▶ [TASK OBJECTIVE]: Could you repeat the lines from the first one through the line containing "key-icon: ESC: [967, 196, 990, 218]", changing "storage-row-label" to "storage-row-name" and leaving everything else untouched?

▶ [GIVEN RECORDS]:
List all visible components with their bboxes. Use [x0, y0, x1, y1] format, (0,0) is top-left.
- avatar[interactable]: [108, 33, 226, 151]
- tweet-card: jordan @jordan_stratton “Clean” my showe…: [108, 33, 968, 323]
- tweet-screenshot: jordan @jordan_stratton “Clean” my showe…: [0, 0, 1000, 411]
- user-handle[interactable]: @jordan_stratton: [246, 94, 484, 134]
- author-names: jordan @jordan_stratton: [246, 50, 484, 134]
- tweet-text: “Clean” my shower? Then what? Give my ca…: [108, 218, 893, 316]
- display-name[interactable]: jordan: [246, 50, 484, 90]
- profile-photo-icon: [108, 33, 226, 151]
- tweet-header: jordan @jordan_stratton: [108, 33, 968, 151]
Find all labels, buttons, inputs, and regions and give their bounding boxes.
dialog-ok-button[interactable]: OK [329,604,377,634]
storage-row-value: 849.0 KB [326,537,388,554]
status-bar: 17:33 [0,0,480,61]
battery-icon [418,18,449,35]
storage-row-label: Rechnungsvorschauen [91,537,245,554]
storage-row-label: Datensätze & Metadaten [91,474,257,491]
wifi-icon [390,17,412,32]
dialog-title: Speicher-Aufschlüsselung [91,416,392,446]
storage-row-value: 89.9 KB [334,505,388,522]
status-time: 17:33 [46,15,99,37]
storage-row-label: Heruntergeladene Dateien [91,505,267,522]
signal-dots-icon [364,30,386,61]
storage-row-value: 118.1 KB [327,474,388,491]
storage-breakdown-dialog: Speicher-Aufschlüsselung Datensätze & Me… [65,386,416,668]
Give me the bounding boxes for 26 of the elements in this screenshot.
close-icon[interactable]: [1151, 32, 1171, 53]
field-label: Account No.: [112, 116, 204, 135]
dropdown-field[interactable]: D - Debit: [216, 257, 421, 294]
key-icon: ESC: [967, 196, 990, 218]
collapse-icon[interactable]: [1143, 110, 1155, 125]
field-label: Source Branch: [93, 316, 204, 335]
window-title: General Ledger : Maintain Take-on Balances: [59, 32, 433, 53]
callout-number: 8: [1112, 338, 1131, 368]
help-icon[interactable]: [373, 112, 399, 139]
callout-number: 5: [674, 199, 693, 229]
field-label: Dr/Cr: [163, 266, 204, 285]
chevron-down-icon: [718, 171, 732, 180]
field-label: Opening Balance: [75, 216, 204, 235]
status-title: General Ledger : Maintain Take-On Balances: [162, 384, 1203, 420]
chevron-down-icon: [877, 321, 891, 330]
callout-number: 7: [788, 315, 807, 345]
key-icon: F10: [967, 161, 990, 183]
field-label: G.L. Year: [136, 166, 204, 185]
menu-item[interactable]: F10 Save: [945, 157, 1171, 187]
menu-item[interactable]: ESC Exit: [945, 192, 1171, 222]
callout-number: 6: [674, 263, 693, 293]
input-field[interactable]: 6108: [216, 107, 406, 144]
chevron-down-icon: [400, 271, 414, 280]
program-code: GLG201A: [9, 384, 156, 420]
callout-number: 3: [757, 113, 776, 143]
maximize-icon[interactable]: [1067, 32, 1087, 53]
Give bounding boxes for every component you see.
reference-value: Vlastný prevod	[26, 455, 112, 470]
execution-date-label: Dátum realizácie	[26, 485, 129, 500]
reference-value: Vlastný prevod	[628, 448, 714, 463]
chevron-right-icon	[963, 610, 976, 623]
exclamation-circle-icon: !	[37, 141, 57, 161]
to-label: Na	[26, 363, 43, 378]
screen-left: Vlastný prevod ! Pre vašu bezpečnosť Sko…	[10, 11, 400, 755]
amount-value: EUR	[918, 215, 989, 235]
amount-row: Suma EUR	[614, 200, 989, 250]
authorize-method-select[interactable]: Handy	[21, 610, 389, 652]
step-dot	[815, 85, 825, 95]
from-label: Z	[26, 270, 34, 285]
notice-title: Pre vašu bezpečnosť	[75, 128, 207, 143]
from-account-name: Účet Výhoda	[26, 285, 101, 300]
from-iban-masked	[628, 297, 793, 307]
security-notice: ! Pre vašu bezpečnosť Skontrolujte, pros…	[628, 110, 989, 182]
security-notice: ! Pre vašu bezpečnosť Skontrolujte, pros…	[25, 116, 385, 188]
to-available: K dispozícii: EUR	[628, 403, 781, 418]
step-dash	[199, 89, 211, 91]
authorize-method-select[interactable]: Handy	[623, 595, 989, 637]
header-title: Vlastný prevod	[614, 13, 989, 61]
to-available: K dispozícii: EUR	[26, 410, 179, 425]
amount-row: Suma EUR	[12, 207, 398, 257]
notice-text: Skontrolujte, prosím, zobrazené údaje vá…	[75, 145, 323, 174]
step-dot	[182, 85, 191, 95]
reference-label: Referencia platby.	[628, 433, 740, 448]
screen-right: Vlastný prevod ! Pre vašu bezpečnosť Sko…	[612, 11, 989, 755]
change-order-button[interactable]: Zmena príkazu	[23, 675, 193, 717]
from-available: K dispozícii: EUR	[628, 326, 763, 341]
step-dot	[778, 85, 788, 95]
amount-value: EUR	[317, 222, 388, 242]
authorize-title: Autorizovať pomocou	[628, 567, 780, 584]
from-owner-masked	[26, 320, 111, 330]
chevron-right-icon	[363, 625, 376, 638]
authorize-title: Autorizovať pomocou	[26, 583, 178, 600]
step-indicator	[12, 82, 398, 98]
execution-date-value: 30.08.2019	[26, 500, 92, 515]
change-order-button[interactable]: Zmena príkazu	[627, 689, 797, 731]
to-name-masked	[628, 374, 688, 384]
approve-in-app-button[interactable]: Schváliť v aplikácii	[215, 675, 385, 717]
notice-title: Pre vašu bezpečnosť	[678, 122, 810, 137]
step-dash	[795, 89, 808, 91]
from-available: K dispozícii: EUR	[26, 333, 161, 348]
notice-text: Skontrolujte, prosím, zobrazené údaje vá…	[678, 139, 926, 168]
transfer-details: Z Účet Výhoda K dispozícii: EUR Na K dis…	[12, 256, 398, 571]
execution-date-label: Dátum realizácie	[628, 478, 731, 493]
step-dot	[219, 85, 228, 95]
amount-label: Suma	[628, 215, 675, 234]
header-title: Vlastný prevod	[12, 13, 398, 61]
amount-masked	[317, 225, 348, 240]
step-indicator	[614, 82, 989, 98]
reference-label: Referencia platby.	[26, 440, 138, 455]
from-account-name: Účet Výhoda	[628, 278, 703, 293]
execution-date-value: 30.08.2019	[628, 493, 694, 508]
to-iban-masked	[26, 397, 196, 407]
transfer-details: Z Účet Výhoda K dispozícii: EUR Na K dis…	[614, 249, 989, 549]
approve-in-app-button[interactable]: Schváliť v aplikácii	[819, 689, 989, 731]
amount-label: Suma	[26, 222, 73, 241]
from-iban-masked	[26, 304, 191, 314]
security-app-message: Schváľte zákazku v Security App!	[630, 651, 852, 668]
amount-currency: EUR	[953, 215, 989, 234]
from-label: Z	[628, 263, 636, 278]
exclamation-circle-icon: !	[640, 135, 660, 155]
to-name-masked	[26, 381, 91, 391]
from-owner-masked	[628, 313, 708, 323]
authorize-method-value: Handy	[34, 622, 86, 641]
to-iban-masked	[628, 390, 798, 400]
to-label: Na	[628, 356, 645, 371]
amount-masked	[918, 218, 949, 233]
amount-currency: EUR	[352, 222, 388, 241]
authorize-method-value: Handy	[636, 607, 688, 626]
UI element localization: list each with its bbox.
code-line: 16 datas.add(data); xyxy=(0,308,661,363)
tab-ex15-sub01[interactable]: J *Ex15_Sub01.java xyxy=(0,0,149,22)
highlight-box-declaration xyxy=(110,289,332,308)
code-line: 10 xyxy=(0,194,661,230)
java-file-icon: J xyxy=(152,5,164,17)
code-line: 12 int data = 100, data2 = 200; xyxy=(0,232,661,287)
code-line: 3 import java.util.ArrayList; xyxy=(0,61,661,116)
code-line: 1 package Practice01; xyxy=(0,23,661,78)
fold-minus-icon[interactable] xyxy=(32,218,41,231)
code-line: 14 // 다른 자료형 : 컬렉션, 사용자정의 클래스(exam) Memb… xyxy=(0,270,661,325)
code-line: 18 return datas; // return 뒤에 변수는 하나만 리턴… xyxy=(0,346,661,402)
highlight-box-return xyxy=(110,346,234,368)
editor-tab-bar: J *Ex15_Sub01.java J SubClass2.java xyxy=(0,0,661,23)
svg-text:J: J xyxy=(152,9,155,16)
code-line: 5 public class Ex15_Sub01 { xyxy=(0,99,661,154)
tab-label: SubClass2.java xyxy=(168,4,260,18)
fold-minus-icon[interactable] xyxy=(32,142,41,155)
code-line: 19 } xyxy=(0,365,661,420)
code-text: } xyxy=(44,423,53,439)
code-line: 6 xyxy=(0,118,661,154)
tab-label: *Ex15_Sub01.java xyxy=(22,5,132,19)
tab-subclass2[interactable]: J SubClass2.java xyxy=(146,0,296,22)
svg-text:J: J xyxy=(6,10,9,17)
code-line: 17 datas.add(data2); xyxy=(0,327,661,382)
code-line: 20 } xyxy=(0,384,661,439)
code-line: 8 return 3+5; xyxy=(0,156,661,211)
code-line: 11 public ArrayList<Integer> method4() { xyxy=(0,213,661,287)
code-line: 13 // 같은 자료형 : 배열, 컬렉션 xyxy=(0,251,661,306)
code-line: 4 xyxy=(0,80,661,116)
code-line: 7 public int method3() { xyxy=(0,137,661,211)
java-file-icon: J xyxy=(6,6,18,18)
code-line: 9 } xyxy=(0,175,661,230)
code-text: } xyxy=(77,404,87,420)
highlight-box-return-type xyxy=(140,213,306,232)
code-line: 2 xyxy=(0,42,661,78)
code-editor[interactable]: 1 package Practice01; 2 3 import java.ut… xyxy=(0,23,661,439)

▶ [COMPLETE OUTPUT]:
List all visible components with their bboxes. Use [x0, y0, x1, y1] format, (0,0) is top-left.
- avatar[interactable]: [108, 33, 226, 151]
- tweet-card: jordan @jordan_stratton “Clean” my showe…: [108, 33, 968, 323]
- tweet-screenshot: jordan @jordan_stratton “Clean” my showe…: [0, 0, 1000, 411]
- user-handle[interactable]: @jordan_stratton: [246, 94, 484, 134]
- author-names: jordan @jordan_stratton: [246, 50, 484, 134]
- tweet-text: “Clean” my shower? Then what? Give my ca…: [108, 218, 893, 316]
- display-name[interactable]: jordan: [246, 50, 484, 90]
- profile-photo-icon: [108, 33, 226, 151]
- tweet-header: jordan @jordan_stratton: [108, 33, 968, 151]
Find all labels, buttons, inputs, and regions and give their bounding boxes.
dialog-ok-button[interactable]: OK [329,604,377,634]
storage-row-value: 849.0 KB [326,537,388,554]
status-bar: 17:33 [0,0,480,61]
battery-icon [418,18,449,35]
storage-row-name: Rechnungsvorschauen [91,537,245,554]
storage-row-name: Datensätze & Metadaten [91,474,257,491]
wifi-icon [390,17,412,32]
dialog-title: Speicher-Aufschlüsselung [91,416,392,446]
storage-row-value: 89.9 KB [334,505,388,522]
status-time: 17:33 [46,15,99,37]
storage-row-name: Heruntergeladene Dateien [91,505,267,522]
signal-dots-icon [364,30,386,61]
storage-row-value: 118.1 KB [327,474,388,491]
storage-breakdown-dialog: Speicher-Aufschlüsselung Datensätze & Me… [65,386,416,668]
Give me the bounding boxes for 26 of the elements in this screenshot.
close-icon[interactable]: [1151, 32, 1171, 53]
field-label: Account No.: [112, 116, 204, 135]
dropdown-field[interactable]: D - Debit: [216, 257, 421, 294]
key-icon: ESC: [967, 196, 990, 218]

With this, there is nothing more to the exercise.